* **Supplied data**:
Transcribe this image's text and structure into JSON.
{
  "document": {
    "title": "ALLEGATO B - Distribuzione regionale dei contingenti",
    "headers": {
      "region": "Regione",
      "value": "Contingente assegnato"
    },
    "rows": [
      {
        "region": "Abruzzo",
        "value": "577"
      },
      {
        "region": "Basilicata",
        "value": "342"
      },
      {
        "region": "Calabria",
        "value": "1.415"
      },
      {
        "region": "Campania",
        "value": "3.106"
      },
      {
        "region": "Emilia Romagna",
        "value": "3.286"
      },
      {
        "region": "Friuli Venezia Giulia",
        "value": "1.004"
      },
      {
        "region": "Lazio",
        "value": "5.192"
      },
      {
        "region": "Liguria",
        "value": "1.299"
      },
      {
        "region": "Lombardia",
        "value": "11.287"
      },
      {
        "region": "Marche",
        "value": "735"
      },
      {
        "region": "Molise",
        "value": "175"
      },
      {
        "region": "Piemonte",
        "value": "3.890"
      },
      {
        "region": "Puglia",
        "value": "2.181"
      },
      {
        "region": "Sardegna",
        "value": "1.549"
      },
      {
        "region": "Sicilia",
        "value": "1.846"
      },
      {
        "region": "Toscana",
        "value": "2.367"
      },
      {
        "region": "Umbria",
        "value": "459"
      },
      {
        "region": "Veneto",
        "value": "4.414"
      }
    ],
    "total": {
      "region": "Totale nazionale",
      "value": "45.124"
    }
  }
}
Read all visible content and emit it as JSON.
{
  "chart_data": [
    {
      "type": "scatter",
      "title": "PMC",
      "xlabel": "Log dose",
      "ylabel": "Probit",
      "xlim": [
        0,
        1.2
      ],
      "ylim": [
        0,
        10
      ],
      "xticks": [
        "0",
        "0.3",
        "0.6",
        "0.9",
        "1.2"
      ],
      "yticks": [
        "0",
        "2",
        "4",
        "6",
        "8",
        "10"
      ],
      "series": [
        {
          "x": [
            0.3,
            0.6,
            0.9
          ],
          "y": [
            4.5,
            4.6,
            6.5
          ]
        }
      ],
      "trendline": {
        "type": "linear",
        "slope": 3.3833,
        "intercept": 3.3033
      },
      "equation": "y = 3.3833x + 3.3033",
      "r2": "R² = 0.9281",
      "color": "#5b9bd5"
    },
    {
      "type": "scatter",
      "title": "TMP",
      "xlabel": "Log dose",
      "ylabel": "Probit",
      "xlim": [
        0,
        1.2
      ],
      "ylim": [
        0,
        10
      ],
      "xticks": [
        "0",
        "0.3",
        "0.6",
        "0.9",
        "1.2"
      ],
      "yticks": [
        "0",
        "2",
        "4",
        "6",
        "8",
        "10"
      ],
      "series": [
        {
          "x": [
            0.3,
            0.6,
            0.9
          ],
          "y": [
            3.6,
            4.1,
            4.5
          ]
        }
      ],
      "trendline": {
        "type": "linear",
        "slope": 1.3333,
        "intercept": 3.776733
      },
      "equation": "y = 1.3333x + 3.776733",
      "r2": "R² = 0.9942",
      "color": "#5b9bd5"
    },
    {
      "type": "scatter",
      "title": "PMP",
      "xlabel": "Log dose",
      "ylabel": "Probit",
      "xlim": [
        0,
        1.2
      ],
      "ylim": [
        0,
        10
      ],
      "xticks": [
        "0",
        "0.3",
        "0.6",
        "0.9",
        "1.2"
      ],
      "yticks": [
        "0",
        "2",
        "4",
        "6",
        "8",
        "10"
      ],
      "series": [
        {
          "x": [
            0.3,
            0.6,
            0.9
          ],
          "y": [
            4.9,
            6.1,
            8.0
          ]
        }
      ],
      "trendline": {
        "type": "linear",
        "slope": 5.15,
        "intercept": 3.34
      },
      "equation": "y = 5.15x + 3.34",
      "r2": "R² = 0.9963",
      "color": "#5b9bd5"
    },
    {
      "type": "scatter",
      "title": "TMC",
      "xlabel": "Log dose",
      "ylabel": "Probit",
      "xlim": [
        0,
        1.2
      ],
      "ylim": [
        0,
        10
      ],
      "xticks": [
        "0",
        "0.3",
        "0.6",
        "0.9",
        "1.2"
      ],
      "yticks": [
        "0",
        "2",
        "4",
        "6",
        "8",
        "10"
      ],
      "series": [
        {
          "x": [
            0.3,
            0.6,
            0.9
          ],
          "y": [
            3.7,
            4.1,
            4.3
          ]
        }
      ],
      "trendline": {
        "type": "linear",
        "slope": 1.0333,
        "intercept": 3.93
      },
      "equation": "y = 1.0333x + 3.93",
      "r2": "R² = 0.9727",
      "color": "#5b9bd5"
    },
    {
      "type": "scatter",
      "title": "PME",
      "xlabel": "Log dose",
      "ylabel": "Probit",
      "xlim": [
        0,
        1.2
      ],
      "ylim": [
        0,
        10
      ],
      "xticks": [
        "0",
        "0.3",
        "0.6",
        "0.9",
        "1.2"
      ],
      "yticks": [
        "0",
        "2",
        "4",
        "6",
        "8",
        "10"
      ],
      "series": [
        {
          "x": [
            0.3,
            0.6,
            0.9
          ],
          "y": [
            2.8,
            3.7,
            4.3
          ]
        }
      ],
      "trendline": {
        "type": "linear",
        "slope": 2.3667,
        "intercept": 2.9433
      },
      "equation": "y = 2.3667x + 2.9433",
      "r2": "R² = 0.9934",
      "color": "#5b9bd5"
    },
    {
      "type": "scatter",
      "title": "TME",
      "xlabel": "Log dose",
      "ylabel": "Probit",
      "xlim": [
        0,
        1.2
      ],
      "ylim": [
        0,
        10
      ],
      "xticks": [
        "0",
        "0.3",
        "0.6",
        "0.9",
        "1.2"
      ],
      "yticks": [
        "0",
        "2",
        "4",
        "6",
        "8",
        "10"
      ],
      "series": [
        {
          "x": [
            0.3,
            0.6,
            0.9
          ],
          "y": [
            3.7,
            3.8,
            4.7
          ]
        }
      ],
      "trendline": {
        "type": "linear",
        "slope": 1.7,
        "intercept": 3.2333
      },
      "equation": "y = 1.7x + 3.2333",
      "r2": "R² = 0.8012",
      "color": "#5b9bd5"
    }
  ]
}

* **Request**: Return each line of the listing that holds the string "JSON".

* **The reply**:
Transcribe this image's text and structure into JSON.
Read all visible content and emit it as JSON.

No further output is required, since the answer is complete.